EXERCISE BRIEF> Give the number of lines in the data that hold the string "Policies". Nothing else is needed.

[Dataset records]
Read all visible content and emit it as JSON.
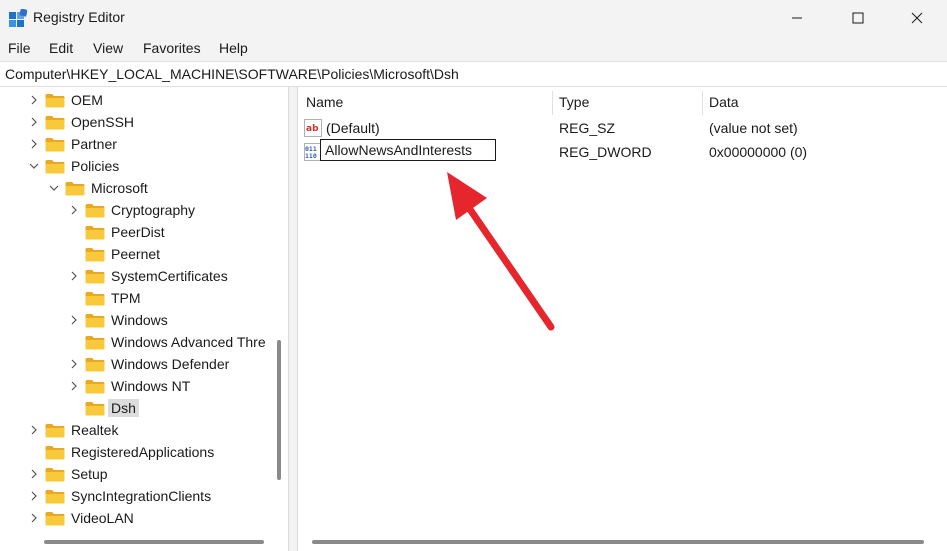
{
  "window": {
    "title": "Registry Editor",
    "icon": "registry-editor-icon",
    "controls": {
      "minimize": "minimize-icon",
      "maximize": "maximize-icon",
      "close": "close-icon"
    }
  },
  "menu": [
    "File",
    "Edit",
    "View",
    "Favorites",
    "Help"
  ],
  "address": "Computer\\HKEY_LOCAL_MACHINE\\SOFTWARE\\Policies\\Microsoft\\Dsh",
  "tree": [
    {
      "label": "OEM",
      "expander": "collapsed"
    },
    {
      "label": "OpenSSH",
      "expander": "collapsed"
    },
    {
      "label": "Partner",
      "expander": "collapsed"
    },
    {
      "label": "Policies",
      "expander": "expanded"
    },
    {
      "label": "Microsoft",
      "expander": "expanded"
    },
    {
      "label": "Cryptography",
      "expander": "collapsed"
    },
    {
      "label": "PeerDist",
      "expander": "none"
    },
    {
      "label": "Peernet",
      "expander": "none"
    },
    {
      "label": "SystemCertificates",
      "expander": "collapsed"
    },
    {
      "label": "TPM",
      "expander": "none"
    },
    {
      "label": "Windows",
      "expander": "collapsed"
    },
    {
      "label": "Windows Advanced Thre",
      "expander": "none"
    },
    {
      "label": "Windows Defender",
      "expander": "collapsed"
    },
    {
      "label": "Windows NT",
      "expander": "collapsed"
    },
    {
      "label": "Dsh",
      "expander": "none",
      "selected": true
    },
    {
      "label": "Realtek",
      "expander": "collapsed"
    },
    {
      "label": "RegisteredApplications",
      "expander": "none"
    },
    {
      "label": "Setup",
      "expander": "collapsed"
    },
    {
      "label": "SyncIntegrationClients",
      "expander": "collapsed"
    },
    {
      "label": "VideoLAN",
      "expander": "collapsed"
    }
  ],
  "list": {
    "columns": [
      "Name",
      "Type",
      "Data"
    ],
    "rows": [
      {
        "name": "(Default)",
        "type": "REG_SZ",
        "data": "(value not set)",
        "icon": "string-value-icon"
      },
      {
        "name": "AllowNewsAndInterests",
        "type": "REG_DWORD",
        "data": "0x00000000 (0)",
        "icon": "dword-value-icon",
        "editing": true
      }
    ]
  },
  "colors": {
    "folder": "#f9c93c",
    "folder_dark": "#e8a920",
    "arrow": "#e5262c",
    "accent": "#2f6fd0"
  }
}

WRITTEN RESPONSE> 2